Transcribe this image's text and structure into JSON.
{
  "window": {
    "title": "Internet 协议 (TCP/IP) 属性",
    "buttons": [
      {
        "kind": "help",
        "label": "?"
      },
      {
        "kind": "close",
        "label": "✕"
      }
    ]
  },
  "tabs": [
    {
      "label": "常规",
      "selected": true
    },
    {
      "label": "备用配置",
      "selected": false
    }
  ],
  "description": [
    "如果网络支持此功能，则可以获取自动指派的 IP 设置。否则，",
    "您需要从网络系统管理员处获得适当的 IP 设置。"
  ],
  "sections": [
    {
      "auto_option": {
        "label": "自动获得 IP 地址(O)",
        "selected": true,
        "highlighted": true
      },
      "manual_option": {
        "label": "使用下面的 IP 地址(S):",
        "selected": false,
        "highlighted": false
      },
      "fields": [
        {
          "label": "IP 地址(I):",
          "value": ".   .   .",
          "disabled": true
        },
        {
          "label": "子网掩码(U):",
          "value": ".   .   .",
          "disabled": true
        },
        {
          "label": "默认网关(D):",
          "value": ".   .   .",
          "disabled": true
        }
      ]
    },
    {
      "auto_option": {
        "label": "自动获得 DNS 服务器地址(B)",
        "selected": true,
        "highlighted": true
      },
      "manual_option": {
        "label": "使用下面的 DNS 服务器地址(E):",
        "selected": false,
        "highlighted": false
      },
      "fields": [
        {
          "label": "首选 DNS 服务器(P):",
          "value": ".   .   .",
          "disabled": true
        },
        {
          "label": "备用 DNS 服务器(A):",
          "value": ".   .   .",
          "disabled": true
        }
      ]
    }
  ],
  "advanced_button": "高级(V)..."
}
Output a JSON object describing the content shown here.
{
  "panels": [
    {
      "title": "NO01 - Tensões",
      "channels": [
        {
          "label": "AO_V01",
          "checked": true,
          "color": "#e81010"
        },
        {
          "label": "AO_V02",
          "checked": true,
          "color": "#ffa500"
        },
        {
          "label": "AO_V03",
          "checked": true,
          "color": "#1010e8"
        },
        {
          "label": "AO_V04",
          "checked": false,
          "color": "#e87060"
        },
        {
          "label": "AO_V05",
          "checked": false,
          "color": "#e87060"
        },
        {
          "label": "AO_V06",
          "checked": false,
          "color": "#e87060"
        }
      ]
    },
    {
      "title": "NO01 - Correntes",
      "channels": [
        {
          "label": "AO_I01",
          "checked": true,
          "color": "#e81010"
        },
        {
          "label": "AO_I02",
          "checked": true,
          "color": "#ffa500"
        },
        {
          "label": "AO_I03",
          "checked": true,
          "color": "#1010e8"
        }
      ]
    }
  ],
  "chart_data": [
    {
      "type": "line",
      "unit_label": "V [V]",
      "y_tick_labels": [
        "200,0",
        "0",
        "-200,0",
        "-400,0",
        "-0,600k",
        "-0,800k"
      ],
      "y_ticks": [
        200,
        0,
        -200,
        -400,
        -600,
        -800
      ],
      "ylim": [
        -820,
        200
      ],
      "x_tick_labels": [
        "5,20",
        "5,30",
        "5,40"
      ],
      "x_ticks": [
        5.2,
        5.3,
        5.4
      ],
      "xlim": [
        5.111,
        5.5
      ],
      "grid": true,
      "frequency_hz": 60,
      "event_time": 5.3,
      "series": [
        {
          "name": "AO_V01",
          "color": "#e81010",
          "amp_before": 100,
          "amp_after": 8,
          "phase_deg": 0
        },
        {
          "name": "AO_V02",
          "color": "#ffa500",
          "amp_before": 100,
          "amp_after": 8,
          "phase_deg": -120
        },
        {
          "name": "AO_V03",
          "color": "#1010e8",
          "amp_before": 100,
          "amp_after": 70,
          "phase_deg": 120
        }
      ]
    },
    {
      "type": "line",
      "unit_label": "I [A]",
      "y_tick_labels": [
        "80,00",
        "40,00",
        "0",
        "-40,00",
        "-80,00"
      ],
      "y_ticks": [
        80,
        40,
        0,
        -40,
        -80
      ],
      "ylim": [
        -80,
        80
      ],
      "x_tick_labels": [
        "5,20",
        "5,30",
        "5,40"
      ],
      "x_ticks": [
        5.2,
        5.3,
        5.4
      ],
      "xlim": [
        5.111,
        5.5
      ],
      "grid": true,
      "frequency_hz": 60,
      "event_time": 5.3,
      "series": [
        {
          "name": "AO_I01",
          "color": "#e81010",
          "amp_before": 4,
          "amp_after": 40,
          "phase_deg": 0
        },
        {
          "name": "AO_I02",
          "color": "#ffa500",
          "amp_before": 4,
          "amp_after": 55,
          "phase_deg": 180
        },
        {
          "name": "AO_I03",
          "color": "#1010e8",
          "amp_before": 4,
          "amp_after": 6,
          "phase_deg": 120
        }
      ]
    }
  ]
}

★ ★ ★ ★

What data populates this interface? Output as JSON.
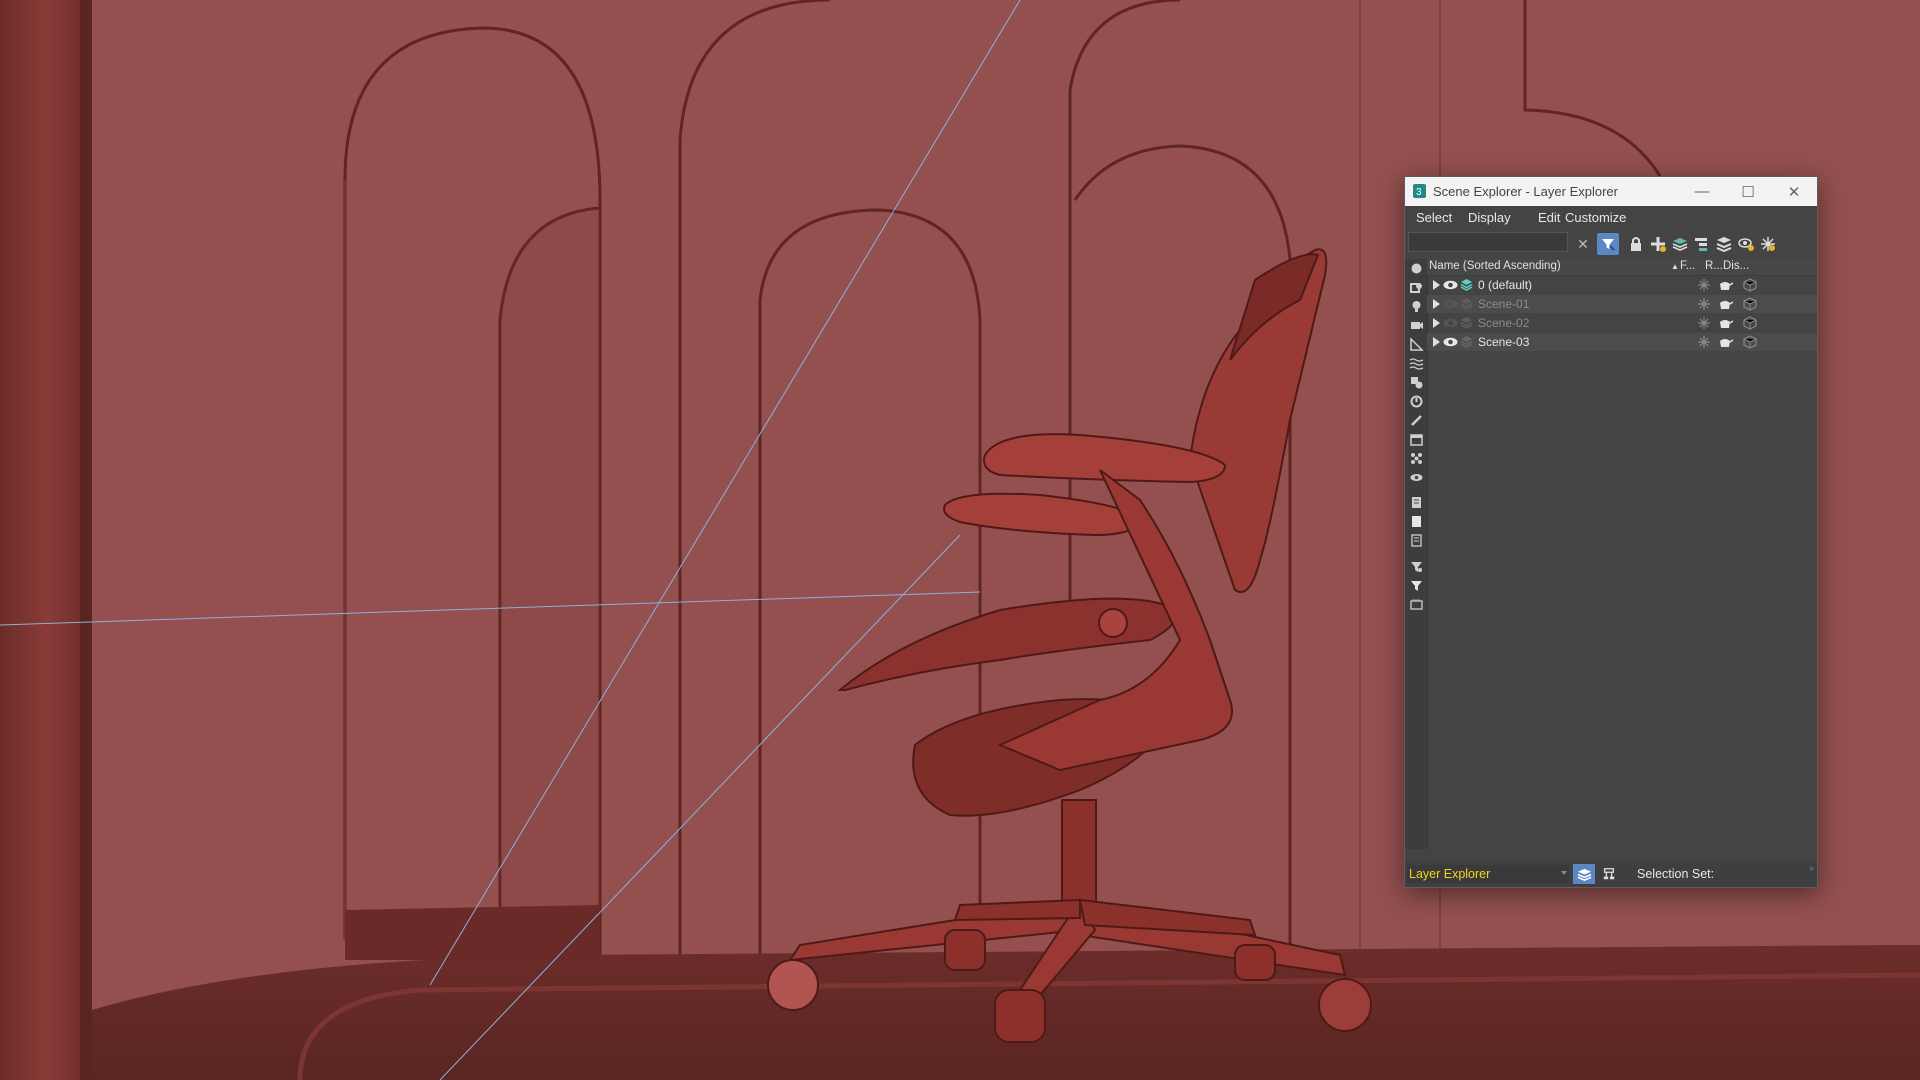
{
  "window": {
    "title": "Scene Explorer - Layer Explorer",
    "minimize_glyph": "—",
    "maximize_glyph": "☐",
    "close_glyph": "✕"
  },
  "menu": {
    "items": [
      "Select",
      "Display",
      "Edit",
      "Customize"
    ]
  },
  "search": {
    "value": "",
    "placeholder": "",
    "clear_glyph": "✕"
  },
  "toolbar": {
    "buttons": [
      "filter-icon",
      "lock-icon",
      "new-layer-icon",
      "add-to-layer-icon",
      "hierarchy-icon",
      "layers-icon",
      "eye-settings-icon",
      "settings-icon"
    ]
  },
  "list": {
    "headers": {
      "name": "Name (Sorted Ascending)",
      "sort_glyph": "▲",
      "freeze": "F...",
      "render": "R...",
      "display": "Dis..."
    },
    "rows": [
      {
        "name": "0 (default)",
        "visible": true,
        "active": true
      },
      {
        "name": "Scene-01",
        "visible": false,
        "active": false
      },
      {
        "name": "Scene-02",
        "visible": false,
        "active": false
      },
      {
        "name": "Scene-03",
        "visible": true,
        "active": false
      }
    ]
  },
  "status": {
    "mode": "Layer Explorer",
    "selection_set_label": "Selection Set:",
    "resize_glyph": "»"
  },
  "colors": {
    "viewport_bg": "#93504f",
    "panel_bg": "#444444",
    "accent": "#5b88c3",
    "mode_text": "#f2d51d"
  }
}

★ ★ ★ ★

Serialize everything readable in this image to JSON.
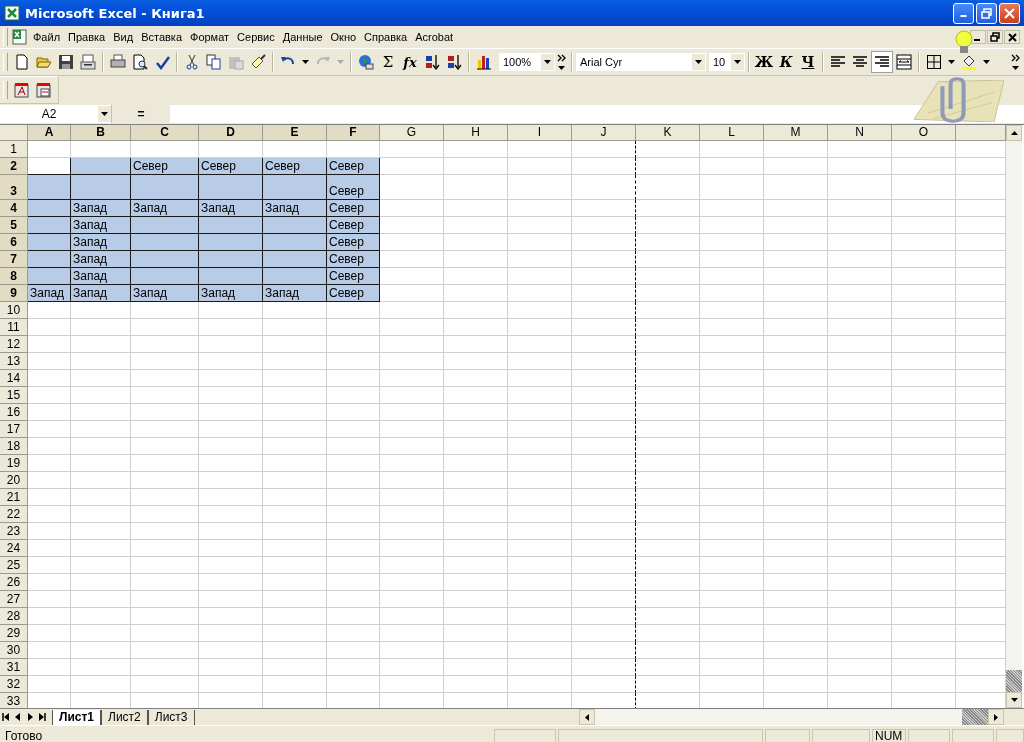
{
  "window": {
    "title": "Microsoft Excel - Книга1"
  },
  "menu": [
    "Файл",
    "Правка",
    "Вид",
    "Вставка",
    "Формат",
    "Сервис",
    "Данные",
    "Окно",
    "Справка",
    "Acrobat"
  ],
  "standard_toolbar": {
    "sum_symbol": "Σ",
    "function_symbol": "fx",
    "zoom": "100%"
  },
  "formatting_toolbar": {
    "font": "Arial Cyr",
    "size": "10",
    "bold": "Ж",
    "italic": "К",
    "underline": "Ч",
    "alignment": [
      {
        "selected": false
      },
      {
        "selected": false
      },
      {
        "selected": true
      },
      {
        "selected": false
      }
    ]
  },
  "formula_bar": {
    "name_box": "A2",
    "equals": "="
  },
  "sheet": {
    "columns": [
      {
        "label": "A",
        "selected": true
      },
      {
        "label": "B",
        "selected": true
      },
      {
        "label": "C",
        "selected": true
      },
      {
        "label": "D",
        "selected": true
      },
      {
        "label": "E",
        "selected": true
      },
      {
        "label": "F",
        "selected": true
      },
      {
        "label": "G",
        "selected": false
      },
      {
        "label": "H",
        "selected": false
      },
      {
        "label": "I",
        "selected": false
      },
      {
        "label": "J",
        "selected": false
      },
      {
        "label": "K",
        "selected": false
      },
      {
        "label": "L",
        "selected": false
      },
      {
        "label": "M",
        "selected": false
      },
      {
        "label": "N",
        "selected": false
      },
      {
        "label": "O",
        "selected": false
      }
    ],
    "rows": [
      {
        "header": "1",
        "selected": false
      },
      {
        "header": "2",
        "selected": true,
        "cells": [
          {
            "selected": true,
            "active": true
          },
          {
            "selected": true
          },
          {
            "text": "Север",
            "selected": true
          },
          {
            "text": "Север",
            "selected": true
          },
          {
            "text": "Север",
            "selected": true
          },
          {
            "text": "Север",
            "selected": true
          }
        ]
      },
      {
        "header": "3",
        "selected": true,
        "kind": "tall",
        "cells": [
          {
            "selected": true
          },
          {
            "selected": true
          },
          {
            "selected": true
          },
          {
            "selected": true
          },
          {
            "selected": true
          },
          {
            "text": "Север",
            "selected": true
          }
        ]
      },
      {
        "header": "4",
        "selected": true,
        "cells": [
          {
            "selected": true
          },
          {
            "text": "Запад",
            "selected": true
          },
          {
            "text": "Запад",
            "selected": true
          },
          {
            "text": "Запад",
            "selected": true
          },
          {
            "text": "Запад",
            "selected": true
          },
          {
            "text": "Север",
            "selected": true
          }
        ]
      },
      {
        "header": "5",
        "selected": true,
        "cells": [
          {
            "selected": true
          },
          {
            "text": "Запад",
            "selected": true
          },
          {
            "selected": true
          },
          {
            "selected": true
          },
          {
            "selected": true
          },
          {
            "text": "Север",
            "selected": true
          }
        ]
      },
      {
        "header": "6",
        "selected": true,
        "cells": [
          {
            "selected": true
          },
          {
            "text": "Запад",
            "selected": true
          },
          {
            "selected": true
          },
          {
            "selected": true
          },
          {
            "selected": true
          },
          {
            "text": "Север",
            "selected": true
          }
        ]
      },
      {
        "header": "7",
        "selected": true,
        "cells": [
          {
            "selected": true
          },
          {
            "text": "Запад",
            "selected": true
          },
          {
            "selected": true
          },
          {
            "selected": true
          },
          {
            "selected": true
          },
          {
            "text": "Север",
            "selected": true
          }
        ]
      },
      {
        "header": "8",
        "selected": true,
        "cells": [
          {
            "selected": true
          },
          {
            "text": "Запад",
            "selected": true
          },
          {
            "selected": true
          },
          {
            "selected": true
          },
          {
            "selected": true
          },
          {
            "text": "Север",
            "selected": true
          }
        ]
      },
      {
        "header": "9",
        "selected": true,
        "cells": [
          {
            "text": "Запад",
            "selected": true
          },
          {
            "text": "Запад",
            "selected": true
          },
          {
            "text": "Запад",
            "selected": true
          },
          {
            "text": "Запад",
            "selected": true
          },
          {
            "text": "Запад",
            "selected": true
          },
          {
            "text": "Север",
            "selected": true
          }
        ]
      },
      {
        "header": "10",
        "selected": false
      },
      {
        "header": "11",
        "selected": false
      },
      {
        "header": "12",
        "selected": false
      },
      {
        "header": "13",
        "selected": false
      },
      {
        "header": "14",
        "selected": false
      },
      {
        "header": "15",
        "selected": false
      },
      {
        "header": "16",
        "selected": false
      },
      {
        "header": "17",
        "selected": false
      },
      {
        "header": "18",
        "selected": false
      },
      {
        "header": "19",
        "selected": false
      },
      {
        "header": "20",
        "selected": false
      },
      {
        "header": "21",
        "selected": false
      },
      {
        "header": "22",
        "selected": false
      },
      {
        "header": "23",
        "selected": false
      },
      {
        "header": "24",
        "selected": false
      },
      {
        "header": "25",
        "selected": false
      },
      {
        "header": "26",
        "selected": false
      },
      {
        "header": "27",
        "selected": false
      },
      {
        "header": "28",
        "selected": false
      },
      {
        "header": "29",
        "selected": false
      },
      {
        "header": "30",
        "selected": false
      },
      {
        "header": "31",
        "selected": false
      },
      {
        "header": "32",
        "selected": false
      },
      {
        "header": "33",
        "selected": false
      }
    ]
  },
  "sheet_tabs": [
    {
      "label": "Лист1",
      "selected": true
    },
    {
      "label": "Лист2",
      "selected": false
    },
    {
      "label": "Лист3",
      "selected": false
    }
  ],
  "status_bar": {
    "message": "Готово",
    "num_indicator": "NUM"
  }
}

★ ★ ★ ★

**TASK DETAILS:**
In the records above, locate each line with the word "Explorer". Copy all such lines.

**RESULT FOR THIS EXERCISE:**
    "title": "Scene Explorer - Layer Explorer",
    "mode": "Layer Explorer",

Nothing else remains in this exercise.